[Collected data entries]
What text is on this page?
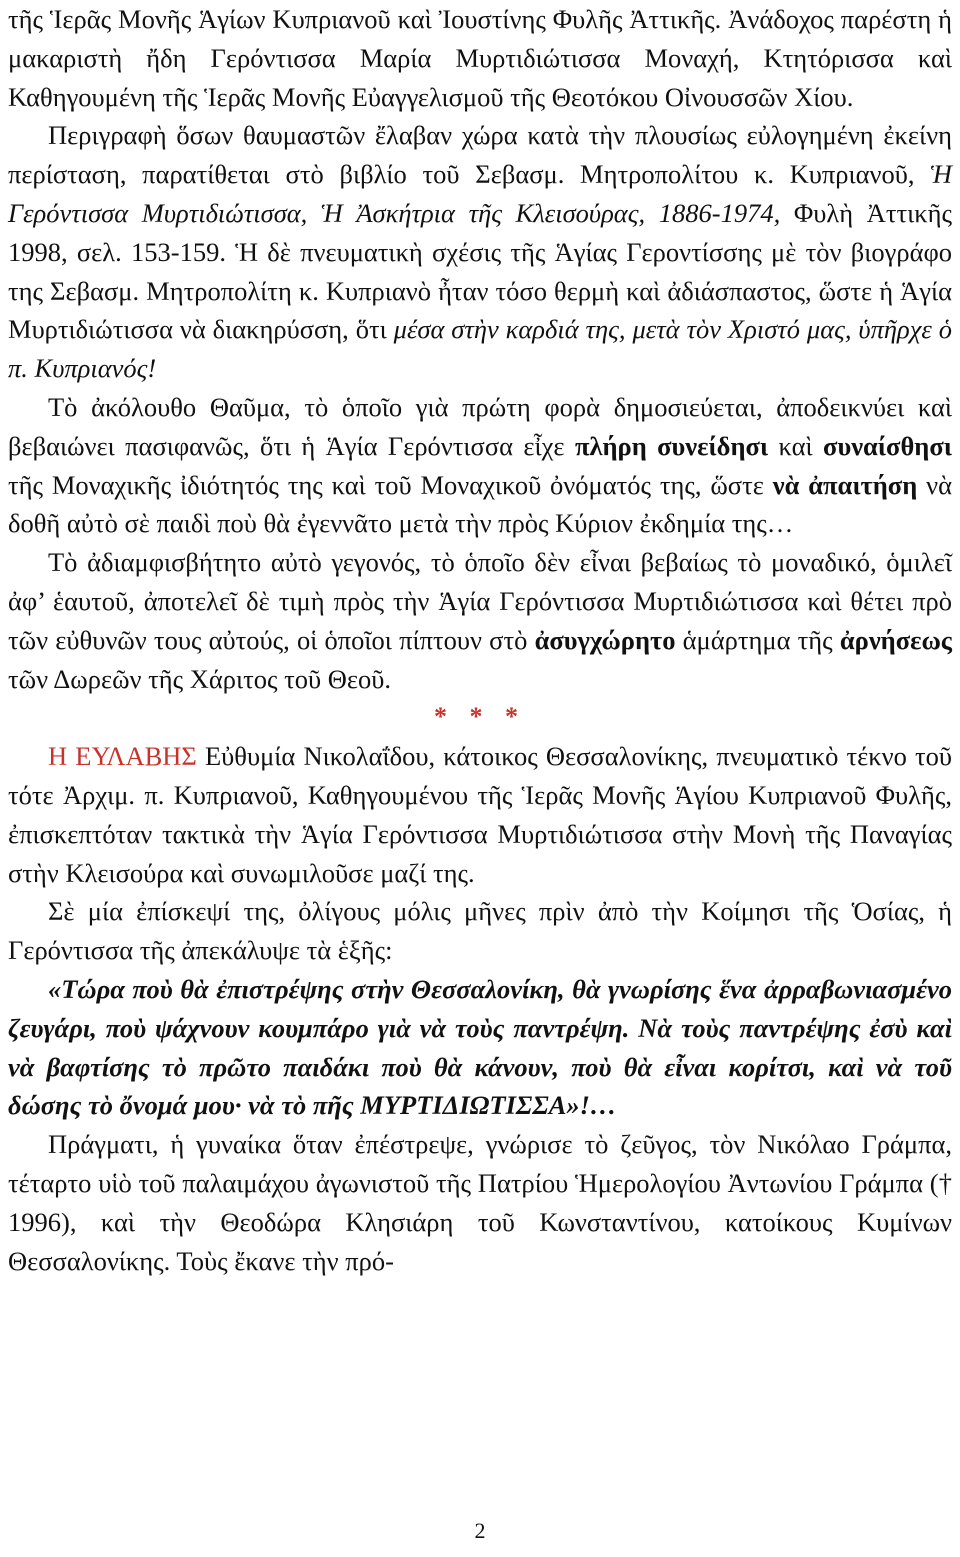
τῆς Ἱερᾶς Μονῆς Ἁγίων Κυπριανοῦ καὶ Ἰουστίνης Φυλῆς Ἀττικῆς. Ἀνάδοχος παρέστη ἡ μακαριστὴ ἤδη Γερόντισσα Μαρία Μυρτιδιώτισσα Μοναχή, Κτητόρισσα καὶ Καθηγουμένη τῆς Ἱερᾶς Μονῆς Εὐαγγελισμοῦ τῆς Θεοτόκου Οἰνουσσῶν Χίου.

Περιγραφὴ ὅσων θαυμαστῶν ἔλαβαν χώρα κατὰ τὴν πλουσίως εὐλογημένη ἐκείνη περίσταση, παρατίθεται στὸ βιβλίο τοῦ Σεβασμ. Μητροπολίτου κ. Κυπριανοῦ, Ἡ Γερόντισσα Μυρτιδιώτισσα, Ἡ Ἀσκήτρια τῆς Κλεισούρας, 1886-1974, Φυλὴ Ἀττικῆς 1998, σελ. 153-159. Ἡ δὲ πνευματικὴ σχέσις τῆς Ἁγίας Γεροντίσσης μὲ τὸν βιογράφο της Σεβασμ. Μητροπολίτη κ. Κυπριανὸ ἦταν τόσο θερμὴ καὶ ἀδιάσπαστος, ὥστε ἡ Ἁγία Μυρτιδιώτισσα νὰ διακηρύσση, ὅτι μέσα στὴν καρδιά της, μετὰ τὸν Χριστό μας, ὑπῆρχε ὁ π. Κυπριανός!

Τὸ ἀκόλουθο Θαῦμα, τὸ ὁποῖο γιὰ πρώτη φορὰ δημοσιεύεται, ἀποδεικνύει καὶ βεβαιώνει πασιφανῶς, ὅτι ἡ Ἁγία Γερόντισσα εἶχε πλήρη συνείδησι καὶ συναίσθησι τῆς Μοναχικῆς ἰδιότητός της καὶ τοῦ Μοναχικοῦ ὀνόματός της, ὥστε νὰ ἀπαιτήση νὰ δοθῆ αὐτὸ σὲ παιδὶ ποὺ θὰ ἐγεννᾶτο μετὰ τὴν πρὸς Κύριον ἐκδημία της…

Τὸ ἀδιαμφισβήτητο αὐτὸ γεγονός, τὸ ὁποῖο δὲν εἶναι βεβαίως τὸ μοναδικό, ὁμιλεῖ ἀφ’ ἑαυτοῦ, ἀποτελεῖ δὲ τιμὴ πρὸς τὴν Ἁγία Γερόντισσα Μυρτιδιώτισσα καὶ θέτει πρὸ τῶν εὐθυνῶν τους αὐτούς, οἱ ὁποῖοι πίπτουν στὸ ἀσυγχώρητο ἁμάρτημα τῆς ἀρνήσεως τῶν Δωρεῶν τῆς Χάριτος τοῦ Θεοῦ.

* * *

Η ΕΥΛΑΒΗΣ Εὐθυμία Νικολαΐδου, κάτοικος Θεσσαλονίκης, πνευματικὸ τέκνο τοῦ τότε Ἀρχιμ. π. Κυπριανοῦ, Καθηγουμένου τῆς Ἱερᾶς Μονῆς Ἁγίου Κυπριανοῦ Φυλῆς, ἐπισκεπτόταν τακτικὰ τὴν Ἁγία Γερόντισσα Μυρτιδιώτισσα στὴν Μονὴ τῆς Παναγίας στὴν Κλεισούρα καὶ συνωμιλοῦσε μαζί της.

Σὲ μία ἐπίσκεψί της, ὀλίγους μόλις μῆνες πρὶν ἀπὸ τὴν Κοίμησι τῆς Ὁσίας, ἡ Γερόντισσα τῆς ἀπεκάλυψε τὰ ἑξῆς:

«Τώρα ποὺ θὰ ἐπιστρέψης στὴν Θεσσαλονίκη, θὰ γνωρίσης ἕνα ἀρραβωνιασμένο ζευγάρι, ποὺ ψάχνουν κουμπάρο γιὰ νὰ τοὺς παντρέψη. Νὰ τοὺς παντρέψης ἐσὺ καὶ νὰ βαφτίσης τὸ πρῶτο παιδάκι ποὺ θὰ κάνουν, ποὺ θὰ εἶναι κορίτσι, καὶ νὰ τοῦ δώσης τὸ ὄνομά μου· νὰ τὸ πῆς ΜΥΡΤΙΔΙΩΤΙΣΣΑ»!…

Πράγματι, ἡ γυναίκα ὅταν ἐπέστρεψε, γνώρισε τὸ ζεῦγος, τὸν Νικόλαο Γράμπα, τέταρτο υἱὸ τοῦ παλαιμάχου ἀγωνιστοῦ τῆς Πατρίου Ἡμερολογίου Ἀντωνίου Γράμπα († 1996), καὶ τὴν Θεοδώρα Κλησιάρη τοῦ Κωνσταντίνου, κατοίκους Κυμίνων Θεσσαλονίκης. Τοὺς ἔκανε τὴν πρό-

2
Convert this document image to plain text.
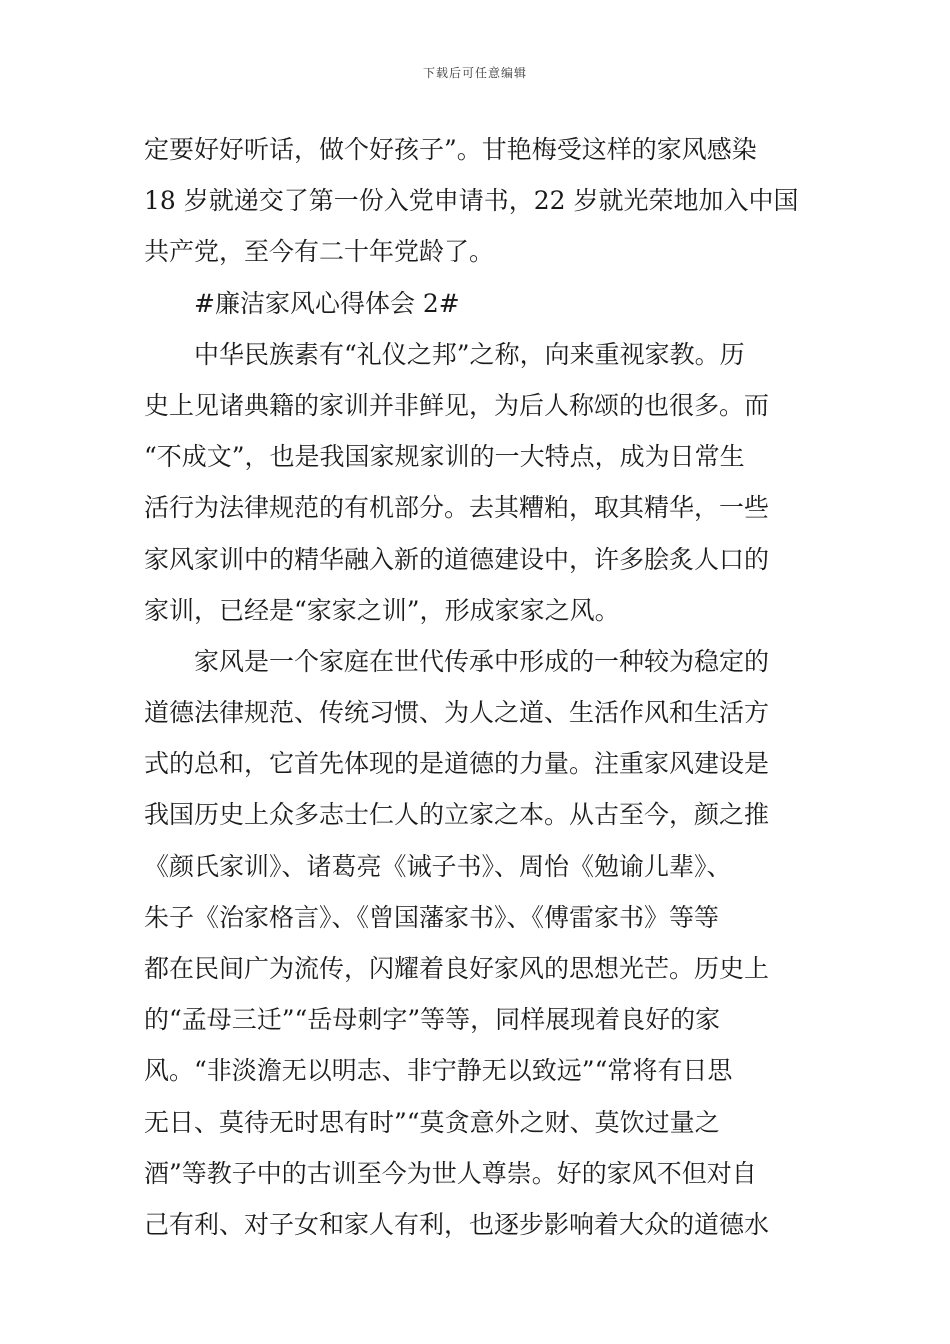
下载后可任意编辑
定要好好听话，做个好孩子”。甘艳梅受这样的家风感染
18 岁就递交了第一份入党申请书，22 岁就光荣地加入中国
共产党，至今有二十年党龄了。
#廉洁家风心得体会 2#
中华民族素有“礼仪之邦”之称，向来重视家教。历
史上见诸典籍的家训并非鲜见，为后人称颂的也很多。而
“不成文”，也是我国家规家训的一大特点，成为日常生
活行为法律规范的有机部分。去其糟粕，取其精华，一些
家风家训中的精华融入新的道德建设中，许多脍炙人口的
家训，已经是“家家之训”，形成家家之风。
家风是一个家庭在世代传承中形成的一种较为稳定的
道德法律规范、传统习惯、为人之道、生活作风和生活方
式的总和，它首先体现的是道德的力量。注重家风建设是
我国历史上众多志士仁人的立家之本。从古至今，颜之推
《颜氏家训》、诸葛亮《诫子书》、周怡《勉谕儿辈》、
朱子《治家格言》、《曾国藩家书》、《傅雷家书》等等
都在民间广为流传，闪耀着良好家风的思想光芒。历史上
的“孟母三迁”“岳母刺字”等等，同样展现着良好的家
风。“非淡澹无以明志、非宁静无以致远”“常将有日思
无日、莫待无时思有时”“莫贪意外之财、莫饮过量之
酒”等教子中的古训至今为世人尊崇。好的家风不但对自
己有利、对子女和家人有利，也逐步影响着大众的道德水
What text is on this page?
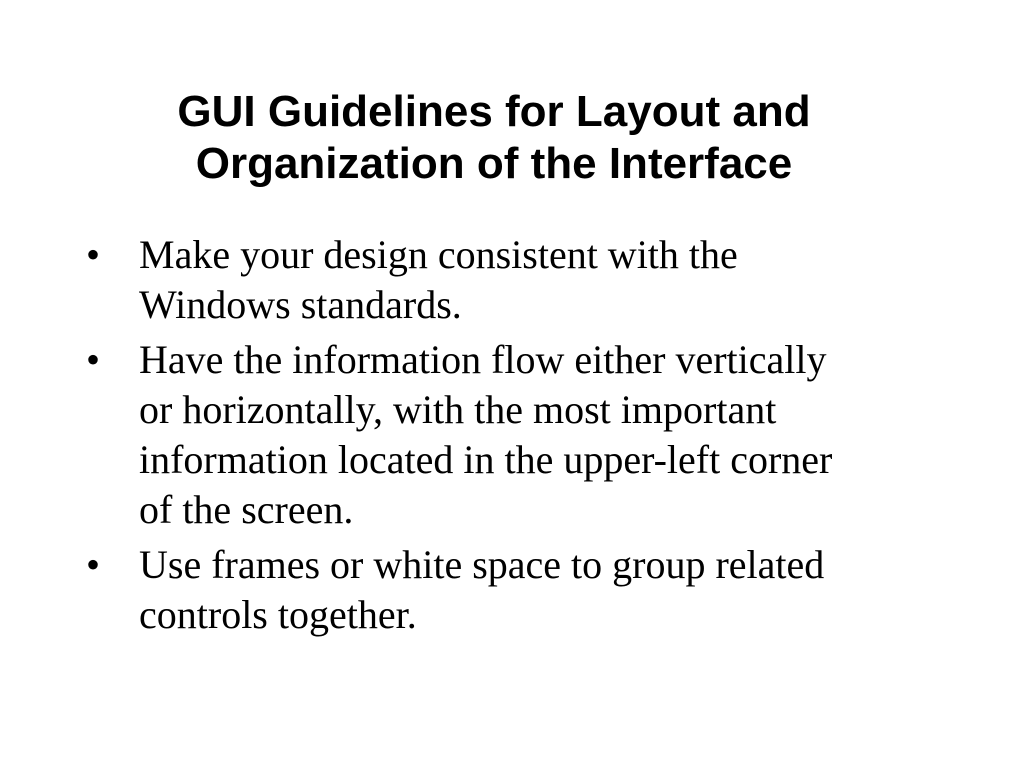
GUI Guidelines for Layout and
Organization of the Interface
• Make your design consistent with the
Windows standards.
• Have the information flow either vertically
or horizontally, with the most important
information located in the upper-left corner
of the screen.
• Use frames or white space to group related
controls together.
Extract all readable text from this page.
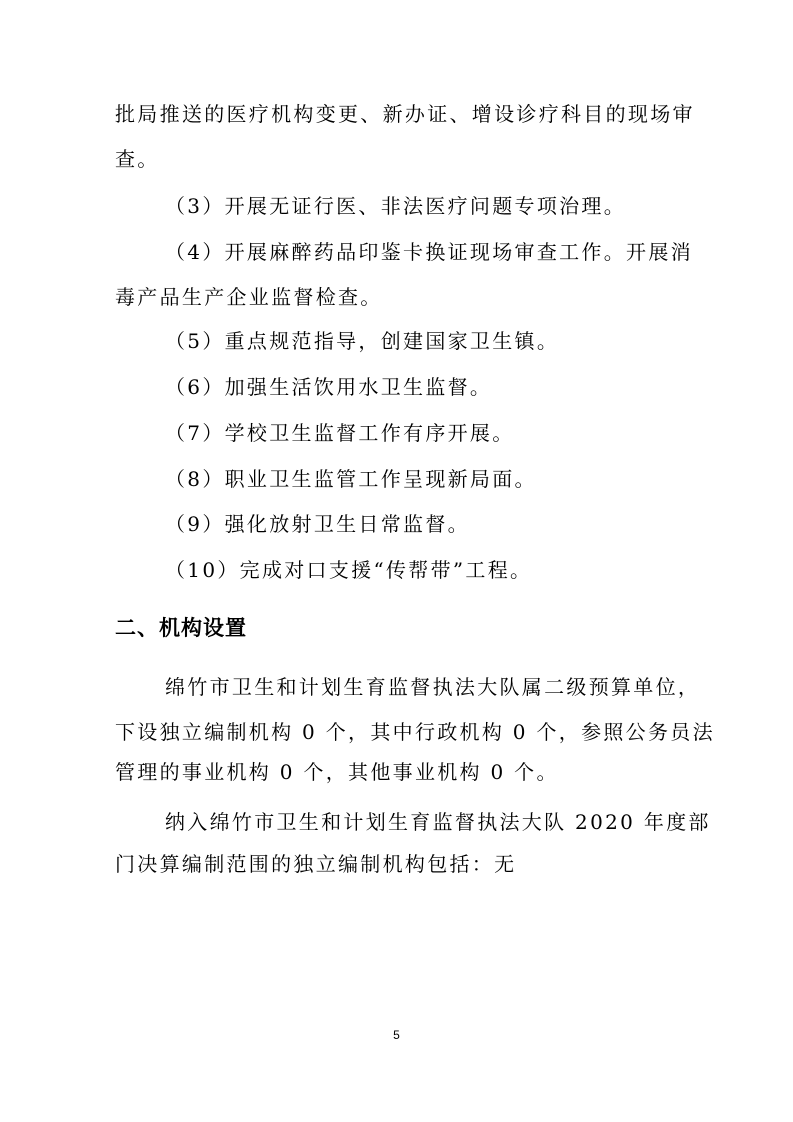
批局推送的医疗机构变更、新办证、增设诊疗科目的现场审
查。
（3）开展无证行医、非法医疗问题专项治理。
（4）开展麻醉药品印鉴卡换证现场审查工作。开展消
毒产品生产企业监督检查。
（5）重点规范指导，创建国家卫生镇。
（6）加强生活饮用水卫生监督。
（7）学校卫生监督工作有序开展。
（8）职业卫生监管工作呈现新局面。
（9）强化放射卫生日常监督。
（10）完成对口支援“传帮带”工程。
二、机构设置
绵竹市卫生和计划生育监督执法大队属二级预算单位，
下设独立编制机构 0 个，其中行政机构 0 个，参照公务员法
管理的事业机构 0 个，其他事业机构 0 个。
纳入绵竹市卫生和计划生育监督执法大队 2020 年度部
门决算编制范围的独立编制机构包括：无
5
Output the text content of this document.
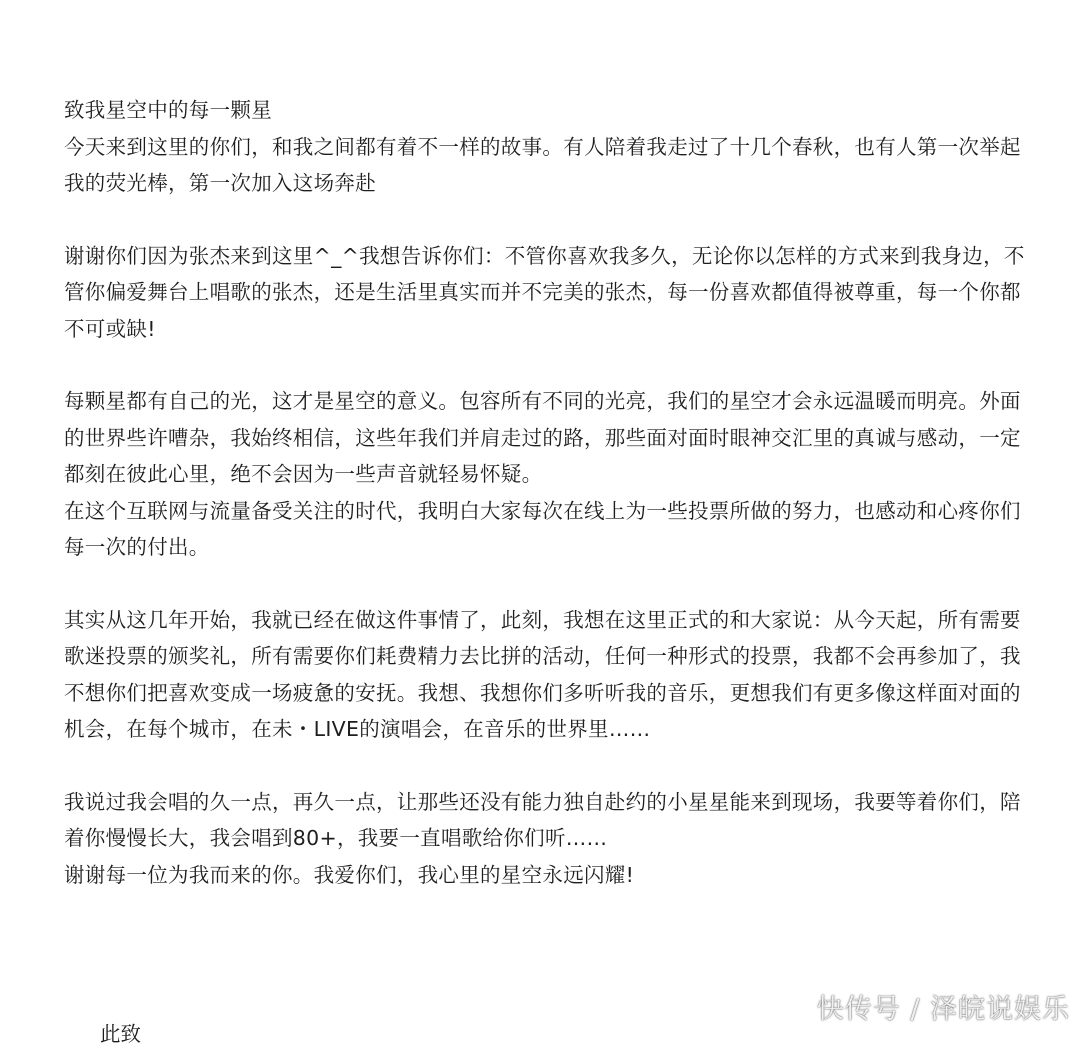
致我星空中的每一颗星

今天来到这里的你们，和我之间都有着不一样的故事。有人陪着我走过了十几个春秋，也有人第一次举起我的荧光棒，第一次加入这场奔赴

谢谢你们因为张杰来到这里^_^我想告诉你们：不管你喜欢我多久，无论你以怎样的方式来到我身边，不管你偏爱舞台上唱歌的张杰，还是生活里真实而并不完美的张杰，每一份喜欢都值得被尊重，每一个你都不可或缺!

每颗星都有自己的光，这才是星空的意义。包容所有不同的光亮，我们的星空才会永远温暖而明亮。外面的世界些许嘈杂，我始终相信，这些年我们并肩走过的路，那些面对面时眼神交汇里的真诚与感动，一定都刻在彼此心里，绝不会因为一些声音就轻易怀疑。

在这个互联网与流量备受关注的时代，我明白大家每次在线上为一些投票所做的努力，也感动和心疼你们每一次的付出。

其实从这几年开始，我就已经在做这件事情了，此刻，我想在这里正式的和大家说：从今天起，所有需要歌迷投票的颁奖礼，所有需要你们耗费精力去比拼的活动，任何一种形式的投票，我都不会再参加了，我不想你们把喜欢变成一场疲惫的安抚。我想、我想你们多听听我的音乐，更想我们有更多像这样面对面的机会，在每个城市，在未・LIVE的演唱会，在音乐的世界里……

我说过我会唱的久一点，再久一点，让那些还没有能力独自赴约的小星星能来到现场，我要等着你们，陪着你慢慢长大，我会唱到80+，我要一直唱歌给你们听……

谢谢每一位为我而来的你。我爱你们，我心里的星空永远闪耀!

此致
快传号 / 泽皖说娱乐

Problem to work on:
Every line from the one containing "Output the text content of this document." through the end of the listing is to be copied exactly; the pictures are not.

Written reply:
Output the text content of this document.
致我星空中的每一颗星

今天来到这里的你们，和我之间都有着不一样的故事。有人陪着我走过了十几个春秋，也有人第一次举起我的荧光棒，第一次加入这场奔赴

谢谢你们因为张杰来到这里^_^我想告诉你们：不管你喜欢我多久，无论你以怎样的方式来到我身边，不管你偏爱舞台上唱歌的张杰，还是生活里真实而并不完美的张杰，每一份喜欢都值得被尊重，每一个你都不可或缺!

每颗星都有自己的光，这才是星空的意义。包容所有不同的光亮，我们的星空才会永远温暖而明亮。外面的世界些许嘈杂，我始终相信，这些年我们并肩走过的路，那些面对面时眼神交汇里的真诚与感动，一定都刻在彼此心里，绝不会因为一些声音就轻易怀疑。

在这个互联网与流量备受关注的时代，我明白大家每次在线上为一些投票所做的努力，也感动和心疼你们每一次的付出。

其实从这几年开始，我就已经在做这件事情了，此刻，我想在这里正式的和大家说：从今天起，所有需要歌迷投票的颁奖礼，所有需要你们耗费精力去比拼的活动，任何一种形式的投票，我都不会再参加了，我不想你们把喜欢变成一场疲惫的安抚。我想、我想你们多听听我的音乐，更想我们有更多像这样面对面的机会，在每个城市，在未・LIVE的演唱会，在音乐的世界里……

我说过我会唱的久一点，再久一点，让那些还没有能力独自赴约的小星星能来到现场，我要等着你们，陪着你慢慢长大，我会唱到80+，我要一直唱歌给你们听……

谢谢每一位为我而来的你。我爱你们，我心里的星空永远闪耀!

此致
快传号 / 泽皖说娱乐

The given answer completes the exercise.